▶ _What to produce_:
Repeat the data verbatim.

▶ _Supplied material_:

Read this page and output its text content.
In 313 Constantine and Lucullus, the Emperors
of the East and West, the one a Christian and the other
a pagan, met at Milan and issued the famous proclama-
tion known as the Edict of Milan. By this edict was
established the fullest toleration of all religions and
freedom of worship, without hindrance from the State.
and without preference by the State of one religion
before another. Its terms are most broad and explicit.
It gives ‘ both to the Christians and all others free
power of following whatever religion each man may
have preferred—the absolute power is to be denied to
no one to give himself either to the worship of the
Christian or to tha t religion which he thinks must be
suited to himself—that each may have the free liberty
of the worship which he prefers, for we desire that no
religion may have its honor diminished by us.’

▶ _Exercise result_:
Read this page and output its text content.
In 313 Constantine and Lucullus, the Emperors
of the East and West, the one a Christian and the other
a pagan, met at Milan and issued the famous proclama-
tion known as the Edict of Milan. By this edict was
established the fullest toleration of all religions and
freedom of worship, without hindrance from the State.
and without preference by the State of one religion
before another. Its terms are most broad and explicit.
It gives ‘ both to the Christians and all others free
power of following whatever religion each man may
have preferred—the absolute power is to be denied to
no one to give himself either to the worship of the
Christian or to tha t religion which he thinks must be
suited to himself—that each may have the free liberty
of the worship which he prefers, for we desire that no
religion may have its honor diminished by us.’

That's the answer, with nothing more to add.